• Objective: The records below should be written out again, exactly.

Entries from a dataset

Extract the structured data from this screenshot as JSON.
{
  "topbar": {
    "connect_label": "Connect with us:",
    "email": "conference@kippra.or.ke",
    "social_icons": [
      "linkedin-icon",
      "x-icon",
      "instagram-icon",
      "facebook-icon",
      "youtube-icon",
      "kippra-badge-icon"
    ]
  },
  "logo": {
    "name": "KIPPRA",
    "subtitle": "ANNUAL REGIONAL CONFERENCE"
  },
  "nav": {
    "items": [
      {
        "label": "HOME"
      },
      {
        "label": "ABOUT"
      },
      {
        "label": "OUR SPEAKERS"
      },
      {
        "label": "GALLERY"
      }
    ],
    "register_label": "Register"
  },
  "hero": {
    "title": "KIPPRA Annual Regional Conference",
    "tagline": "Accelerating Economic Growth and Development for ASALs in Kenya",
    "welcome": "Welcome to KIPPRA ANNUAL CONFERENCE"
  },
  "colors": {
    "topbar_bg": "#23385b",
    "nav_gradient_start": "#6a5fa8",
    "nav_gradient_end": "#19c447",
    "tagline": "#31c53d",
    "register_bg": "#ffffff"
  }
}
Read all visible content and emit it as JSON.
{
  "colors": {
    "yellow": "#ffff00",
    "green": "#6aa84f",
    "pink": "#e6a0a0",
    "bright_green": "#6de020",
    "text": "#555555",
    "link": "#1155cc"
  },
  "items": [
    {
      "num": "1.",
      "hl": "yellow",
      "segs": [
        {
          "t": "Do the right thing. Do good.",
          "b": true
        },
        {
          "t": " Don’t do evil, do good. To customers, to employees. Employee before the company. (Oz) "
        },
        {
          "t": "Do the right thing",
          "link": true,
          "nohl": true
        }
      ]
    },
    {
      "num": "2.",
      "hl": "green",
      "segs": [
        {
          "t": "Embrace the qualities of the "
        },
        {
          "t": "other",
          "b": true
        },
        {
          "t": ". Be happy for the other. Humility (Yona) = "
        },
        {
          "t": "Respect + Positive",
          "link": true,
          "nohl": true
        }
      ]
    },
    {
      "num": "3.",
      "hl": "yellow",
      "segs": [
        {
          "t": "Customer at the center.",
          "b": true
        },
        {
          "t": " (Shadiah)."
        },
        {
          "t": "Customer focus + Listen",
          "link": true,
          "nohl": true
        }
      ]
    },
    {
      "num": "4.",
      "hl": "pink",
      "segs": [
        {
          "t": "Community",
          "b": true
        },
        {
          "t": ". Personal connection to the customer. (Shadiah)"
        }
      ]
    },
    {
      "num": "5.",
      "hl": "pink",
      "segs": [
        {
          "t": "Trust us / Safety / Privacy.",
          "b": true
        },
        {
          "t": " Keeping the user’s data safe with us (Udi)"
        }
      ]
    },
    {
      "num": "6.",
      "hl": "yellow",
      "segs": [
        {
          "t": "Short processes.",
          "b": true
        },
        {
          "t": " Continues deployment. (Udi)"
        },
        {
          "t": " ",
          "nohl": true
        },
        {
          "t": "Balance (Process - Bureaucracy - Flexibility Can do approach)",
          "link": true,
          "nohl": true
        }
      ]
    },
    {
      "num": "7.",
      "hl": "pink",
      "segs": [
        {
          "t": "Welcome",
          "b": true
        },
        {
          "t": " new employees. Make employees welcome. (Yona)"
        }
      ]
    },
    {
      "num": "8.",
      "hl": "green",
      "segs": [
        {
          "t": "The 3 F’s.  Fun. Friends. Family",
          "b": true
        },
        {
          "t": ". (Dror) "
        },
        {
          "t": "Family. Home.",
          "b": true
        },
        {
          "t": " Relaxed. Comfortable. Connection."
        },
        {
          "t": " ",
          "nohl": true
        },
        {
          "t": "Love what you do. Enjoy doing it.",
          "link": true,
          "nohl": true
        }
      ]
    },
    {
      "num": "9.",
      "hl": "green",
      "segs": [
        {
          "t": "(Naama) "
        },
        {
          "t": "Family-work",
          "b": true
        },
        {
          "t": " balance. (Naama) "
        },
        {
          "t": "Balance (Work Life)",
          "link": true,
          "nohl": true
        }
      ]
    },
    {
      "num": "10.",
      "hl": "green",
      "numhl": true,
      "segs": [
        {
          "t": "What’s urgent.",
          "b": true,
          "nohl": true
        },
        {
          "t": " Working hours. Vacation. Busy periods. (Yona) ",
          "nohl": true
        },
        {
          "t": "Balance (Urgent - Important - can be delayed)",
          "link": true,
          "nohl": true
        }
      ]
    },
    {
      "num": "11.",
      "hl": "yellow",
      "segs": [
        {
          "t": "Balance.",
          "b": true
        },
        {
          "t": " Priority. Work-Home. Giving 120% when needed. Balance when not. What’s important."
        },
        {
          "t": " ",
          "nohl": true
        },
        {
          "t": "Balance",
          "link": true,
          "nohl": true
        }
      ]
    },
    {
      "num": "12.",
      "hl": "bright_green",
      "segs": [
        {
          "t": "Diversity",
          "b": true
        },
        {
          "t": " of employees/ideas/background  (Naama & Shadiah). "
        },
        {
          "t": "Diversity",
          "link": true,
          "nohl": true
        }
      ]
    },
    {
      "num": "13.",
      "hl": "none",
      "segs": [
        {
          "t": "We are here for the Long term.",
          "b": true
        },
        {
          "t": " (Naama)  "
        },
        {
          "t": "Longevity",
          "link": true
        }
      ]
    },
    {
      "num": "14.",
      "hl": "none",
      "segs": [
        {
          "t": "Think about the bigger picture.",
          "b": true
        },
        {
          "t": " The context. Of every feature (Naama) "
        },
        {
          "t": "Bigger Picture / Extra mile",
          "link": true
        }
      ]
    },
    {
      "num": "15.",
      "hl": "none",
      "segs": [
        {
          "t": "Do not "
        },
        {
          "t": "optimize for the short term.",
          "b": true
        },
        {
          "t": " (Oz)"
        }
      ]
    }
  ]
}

• Written answer:
Extract the structured data from this screenshot as JSON.
{
  "topbar": {
    "connect_label": "Connect with us:",
    "email": "conference@kippra.or.ke",
    "social_icons": [
      "linkedin-icon",
      "x-icon",
      "instagram-icon",
      "facebook-icon",
      "youtube-icon",
      "kippra-badge-icon"
    ]
  },
  "logo": {
    "name": "KIPPRA",
    "subtitle": "ANNUAL REGIONAL CONFERENCE"
  },
  "nav": {
    "items": [
      {
        "label": "HOME"
      },
      {
        "label": "ABOUT"
      },
      {
        "label": "OUR SPEAKERS"
      },
      {
        "label": "GALLERY"
      }
    ],
    "register_label": "Register"
  },
  "hero": {
    "title": "KIPPRA Annual Regional Conference",
    "tagline": "Accelerating Economic Growth and Development for ASALs in Kenya",
    "welcome": "Welcome to KIPPRA ANNUAL CONFERENCE"
  },
  "colors": {
    "topbar_bg": "#23385b",
    "nav_gradient_start": "#6a5fa8",
    "nav_gradient_end": "#19c447",
    "tagline": "#31c53d",
    "register_bg": "#ffffff"
  }
}
Read all visible content and emit it as JSON.
{
  "colors": {
    "yellow": "#ffff00",
    "green": "#6aa84f",
    "pink": "#e6a0a0",
    "bright_green": "#6de020",
    "text": "#555555",
    "link": "#1155cc"
  },
  "items": [
    {
      "num": "1.",
      "hl": "yellow",
      "segs": [
        {
          "t": "Do the right thing. Do good.",
          "b": true
        },
        {
          "t": " Don’t do evil, do good. To customers, to employees. Employee before the company. (Oz) "
        },
        {
          "t": "Do the right thing",
          "link": true,
          "nohl": true
        }
      ]
    },
    {
      "num": "2.",
      "hl": "green",
      "segs": [
        {
          "t": "Embrace the qualities of the "
        },
        {
          "t": "other",
          "b": true
        },
        {
          "t": ". Be happy for the other. Humility (Yona) = "
        },
        {
          "t": "Respect + Positive",
          "link": true,
          "nohl": true
        }
      ]
    },
    {
      "num": "3.",
      "hl": "yellow",
      "segs": [
        {
          "t": "Customer at the center.",
          "b": true
        },
        {
          "t": " (Shadiah)."
        },
        {
          "t": "Customer focus + Listen",
          "link": true,
          "nohl": true
        }
      ]
    },
    {
      "num": "4.",
      "hl": "pink",
      "segs": [
        {
          "t": "Community",
          "b": true
        },
        {
          "t": ". Personal connection to the customer. (Shadiah)"
        }
      ]
    },
    {
      "num": "5.",
      "hl": "pink",
      "segs": [
        {
          "t": "Trust us / Safety / Privacy.",
          "b": true
        },
        {
          "t": " Keeping the user’s data safe with us (Udi)"
        }
      ]
    },
    {
      "num": "6.",
      "hl": "yellow",
      "segs": [
        {
          "t": "Short processes.",
          "b": true
        },
        {
          "t": " Continues deployment. (Udi)"
        },
        {
          "t": " ",
          "nohl": true
        },
        {
          "t": "Balance (Process - Bureaucracy - Flexibility Can do approach)",
          "link": true,
          "nohl": true
        }
      ]
    },
    {
      "num": "7.",
      "hl": "pink",
      "segs": [
        {
          "t": "Welcome",
          "b": true
        },
        {
          "t": " new employees. Make employees welcome. (Yona)"
        }
      ]
    },
    {
      "num": "8.",
      "hl": "green",
      "segs": [
        {
          "t": "The 3 F’s.  Fun. Friends. Family",
          "b": true
        },
        {
          "t": ". (Dror) "
        },
        {
          "t": "Family. Home.",
          "b": true
        },
        {
          "t": " Relaxed. Comfortable. Connection."
        },
        {
          "t": " ",
          "nohl": true
        },
        {
          "t": "Love what you do. Enjoy doing it.",
          "link": true,
          "nohl": true
        }
      ]
    },
    {
      "num": "9.",
      "hl": "green",
      "segs": [
        {
          "t": "(Naama) "
        },
        {
          "t": "Family-work",
          "b": true
        },
        {
          "t": " balance. (Naama) "
        },
        {
          "t": "Balance (Work Life)",
          "link": true,
          "nohl": true
        }
      ]
    },
    {
      "num": "10.",
      "hl": "green",
      "numhl": true,
      "segs": [
        {
          "t": "What’s urgent.",
          "b": true,
          "nohl": true
        },
        {
          "t": " Working hours. Vacation. Busy periods. (Yona) ",
          "nohl": true
        },
        {
          "t": "Balance (Urgent - Important - can be delayed)",
          "link": true,
          "nohl": true
        }
      ]
    },
    {
      "num": "11.",
      "hl": "yellow",
      "segs": [
        {
          "t": "Balance.",
          "b": true
        },
        {
          "t": " Priority. Work-Home. Giving 120% when needed. Balance when not. What’s important."
        },
        {
          "t": " ",
          "nohl": true
        },
        {
          "t": "Balance",
          "link": true,
          "nohl": true
        }
      ]
    },
    {
      "num": "12.",
      "hl": "bright_green",
      "segs": [
        {
          "t": "Diversity",
          "b": true
        },
        {
          "t": " of employees/ideas/background  (Naama & Shadiah). "
        },
        {
          "t": "Diversity",
          "link": true,
          "nohl": true
        }
      ]
    },
    {
      "num": "13.",
      "hl": "none",
      "segs": [
        {
          "t": "We are here for the Long term.",
          "b": true
        },
        {
          "t": " (Naama)  "
        },
        {
          "t": "Longevity",
          "link": true
        }
      ]
    },
    {
      "num": "14.",
      "hl": "none",
      "segs": [
        {
          "t": "Think about the bigger picture.",
          "b": true
        },
        {
          "t": " The context. Of every feature (Naama) "
        },
        {
          "t": "Bigger Picture / Extra mile",
          "link": true
        }
      ]
    },
    {
      "num": "15.",
      "hl": "none",
      "segs": [
        {
          "t": "Do not "
        },
        {
          "t": "optimize for the short term.",
          "b": true
        },
        {
          "t": " (Oz)"
        }
      ]
    }
  ]
}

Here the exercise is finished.